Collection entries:
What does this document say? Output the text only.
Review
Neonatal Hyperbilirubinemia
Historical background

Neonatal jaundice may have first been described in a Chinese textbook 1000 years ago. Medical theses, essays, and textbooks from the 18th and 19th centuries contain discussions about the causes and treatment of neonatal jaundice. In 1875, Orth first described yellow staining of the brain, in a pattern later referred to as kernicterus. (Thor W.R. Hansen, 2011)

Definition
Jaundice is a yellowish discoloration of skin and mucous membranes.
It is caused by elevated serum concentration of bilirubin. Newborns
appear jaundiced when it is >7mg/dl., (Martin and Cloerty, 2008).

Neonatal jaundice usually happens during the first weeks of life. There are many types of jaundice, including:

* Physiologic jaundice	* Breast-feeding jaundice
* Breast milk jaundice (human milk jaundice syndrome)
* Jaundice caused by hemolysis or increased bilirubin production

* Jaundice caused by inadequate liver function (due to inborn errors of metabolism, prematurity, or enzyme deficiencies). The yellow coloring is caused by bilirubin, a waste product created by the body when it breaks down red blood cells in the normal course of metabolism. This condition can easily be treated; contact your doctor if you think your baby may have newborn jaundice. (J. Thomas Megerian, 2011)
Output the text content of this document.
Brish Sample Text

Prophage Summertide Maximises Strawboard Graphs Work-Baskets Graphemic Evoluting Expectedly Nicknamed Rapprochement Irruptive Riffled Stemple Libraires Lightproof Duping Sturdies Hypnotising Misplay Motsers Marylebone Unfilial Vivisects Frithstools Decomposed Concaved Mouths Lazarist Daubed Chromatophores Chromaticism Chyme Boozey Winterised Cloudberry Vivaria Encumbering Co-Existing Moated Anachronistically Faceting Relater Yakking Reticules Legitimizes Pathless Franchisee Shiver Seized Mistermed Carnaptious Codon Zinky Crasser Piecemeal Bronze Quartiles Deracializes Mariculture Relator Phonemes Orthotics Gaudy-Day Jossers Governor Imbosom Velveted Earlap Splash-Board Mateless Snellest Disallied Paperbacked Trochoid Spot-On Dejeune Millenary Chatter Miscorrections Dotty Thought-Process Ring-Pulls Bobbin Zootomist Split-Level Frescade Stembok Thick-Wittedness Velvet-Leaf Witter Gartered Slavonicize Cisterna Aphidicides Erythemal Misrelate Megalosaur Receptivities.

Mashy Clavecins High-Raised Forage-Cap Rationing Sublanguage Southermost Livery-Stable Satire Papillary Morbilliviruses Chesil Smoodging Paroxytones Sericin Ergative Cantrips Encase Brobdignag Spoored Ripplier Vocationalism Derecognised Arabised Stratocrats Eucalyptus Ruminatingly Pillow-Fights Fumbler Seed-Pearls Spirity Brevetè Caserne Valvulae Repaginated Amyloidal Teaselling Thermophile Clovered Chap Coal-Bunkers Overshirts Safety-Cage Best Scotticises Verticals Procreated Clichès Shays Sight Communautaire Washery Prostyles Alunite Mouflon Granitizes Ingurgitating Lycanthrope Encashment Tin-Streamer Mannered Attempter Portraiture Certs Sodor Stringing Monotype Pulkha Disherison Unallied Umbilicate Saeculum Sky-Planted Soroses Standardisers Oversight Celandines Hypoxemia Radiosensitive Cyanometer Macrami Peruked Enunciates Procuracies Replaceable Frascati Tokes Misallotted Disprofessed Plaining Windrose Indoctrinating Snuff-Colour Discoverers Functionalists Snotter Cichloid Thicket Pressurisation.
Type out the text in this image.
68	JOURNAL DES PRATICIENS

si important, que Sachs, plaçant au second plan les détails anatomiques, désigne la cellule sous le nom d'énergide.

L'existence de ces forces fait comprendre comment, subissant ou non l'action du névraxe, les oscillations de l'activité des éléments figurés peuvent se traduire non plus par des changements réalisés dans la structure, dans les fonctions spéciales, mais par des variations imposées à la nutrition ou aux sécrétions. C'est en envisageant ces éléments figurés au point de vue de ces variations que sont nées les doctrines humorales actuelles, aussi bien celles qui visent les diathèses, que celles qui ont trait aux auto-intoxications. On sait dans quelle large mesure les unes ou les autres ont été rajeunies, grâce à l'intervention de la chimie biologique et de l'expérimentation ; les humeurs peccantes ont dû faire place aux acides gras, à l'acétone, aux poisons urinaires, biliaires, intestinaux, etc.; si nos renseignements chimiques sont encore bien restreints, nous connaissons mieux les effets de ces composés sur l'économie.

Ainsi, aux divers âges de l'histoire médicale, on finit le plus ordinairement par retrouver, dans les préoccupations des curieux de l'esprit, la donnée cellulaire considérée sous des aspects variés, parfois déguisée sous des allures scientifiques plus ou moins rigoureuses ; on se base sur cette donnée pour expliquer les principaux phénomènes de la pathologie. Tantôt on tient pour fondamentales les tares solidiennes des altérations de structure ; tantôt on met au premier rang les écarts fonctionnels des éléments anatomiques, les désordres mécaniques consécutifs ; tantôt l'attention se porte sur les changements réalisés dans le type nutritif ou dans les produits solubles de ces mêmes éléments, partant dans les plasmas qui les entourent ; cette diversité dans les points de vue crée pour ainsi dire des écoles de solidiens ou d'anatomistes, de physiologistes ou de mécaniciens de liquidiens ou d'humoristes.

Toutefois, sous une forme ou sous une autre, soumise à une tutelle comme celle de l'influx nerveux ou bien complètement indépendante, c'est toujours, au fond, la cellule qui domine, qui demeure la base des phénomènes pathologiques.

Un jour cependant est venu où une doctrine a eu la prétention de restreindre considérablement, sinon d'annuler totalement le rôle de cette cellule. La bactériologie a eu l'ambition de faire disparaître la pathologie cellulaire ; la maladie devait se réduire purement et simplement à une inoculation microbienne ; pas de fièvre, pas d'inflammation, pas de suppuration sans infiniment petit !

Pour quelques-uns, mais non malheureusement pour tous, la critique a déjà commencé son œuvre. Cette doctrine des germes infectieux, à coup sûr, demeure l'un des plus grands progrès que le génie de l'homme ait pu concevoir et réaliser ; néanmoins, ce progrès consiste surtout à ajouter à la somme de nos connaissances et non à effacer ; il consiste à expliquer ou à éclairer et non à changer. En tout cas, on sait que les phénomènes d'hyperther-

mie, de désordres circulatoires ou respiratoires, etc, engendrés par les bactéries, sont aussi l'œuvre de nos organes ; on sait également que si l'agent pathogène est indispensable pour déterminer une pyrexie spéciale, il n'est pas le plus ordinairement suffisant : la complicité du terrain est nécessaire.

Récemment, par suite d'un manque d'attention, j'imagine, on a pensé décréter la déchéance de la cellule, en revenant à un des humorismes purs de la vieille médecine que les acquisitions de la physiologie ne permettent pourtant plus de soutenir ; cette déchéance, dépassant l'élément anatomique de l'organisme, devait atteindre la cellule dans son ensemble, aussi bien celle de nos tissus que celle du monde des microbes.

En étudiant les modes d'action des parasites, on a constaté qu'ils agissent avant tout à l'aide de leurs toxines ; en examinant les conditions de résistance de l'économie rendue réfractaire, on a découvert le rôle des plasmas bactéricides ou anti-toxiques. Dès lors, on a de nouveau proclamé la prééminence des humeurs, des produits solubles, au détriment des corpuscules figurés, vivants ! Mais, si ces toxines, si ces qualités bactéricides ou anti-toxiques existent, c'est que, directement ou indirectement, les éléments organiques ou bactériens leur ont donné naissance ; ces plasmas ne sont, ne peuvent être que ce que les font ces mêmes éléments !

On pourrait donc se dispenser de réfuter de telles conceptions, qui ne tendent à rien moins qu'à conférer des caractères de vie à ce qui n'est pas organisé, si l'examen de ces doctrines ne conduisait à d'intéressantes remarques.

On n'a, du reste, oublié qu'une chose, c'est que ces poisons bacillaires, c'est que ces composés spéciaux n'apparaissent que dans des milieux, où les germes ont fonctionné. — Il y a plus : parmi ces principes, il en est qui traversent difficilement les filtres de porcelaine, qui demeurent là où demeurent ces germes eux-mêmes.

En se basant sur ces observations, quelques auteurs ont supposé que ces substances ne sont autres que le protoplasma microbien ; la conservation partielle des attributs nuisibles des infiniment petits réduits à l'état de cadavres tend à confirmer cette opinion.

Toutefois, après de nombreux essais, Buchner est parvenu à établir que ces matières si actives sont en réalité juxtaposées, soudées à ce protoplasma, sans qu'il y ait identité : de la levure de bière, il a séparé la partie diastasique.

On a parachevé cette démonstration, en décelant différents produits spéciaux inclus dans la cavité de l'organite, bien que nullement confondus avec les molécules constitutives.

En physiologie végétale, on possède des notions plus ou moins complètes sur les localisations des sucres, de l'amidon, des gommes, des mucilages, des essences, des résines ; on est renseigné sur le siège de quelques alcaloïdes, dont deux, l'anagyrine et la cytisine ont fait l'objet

## DIRECTIONS FOR THIS TASK
Within the entries above, find each line where "when" appears; copy every one.

## RESPONSE AREA
appear jaundiced when it is >7mg/dl., (Martin and Cloerty, 2008).
* Jaundice caused by inadequate liver function (due to inborn errors of metabolism, prematurity, or enzyme deficiencies). The yellow coloring is caused by bilirubin, a waste product created by the body when it breaks down red blood cells in the normal course of metabolism. This condition can easily be treated; contact your doctor if you think your baby may have newborn jaundice. (J. Thomas Megerian, 2011)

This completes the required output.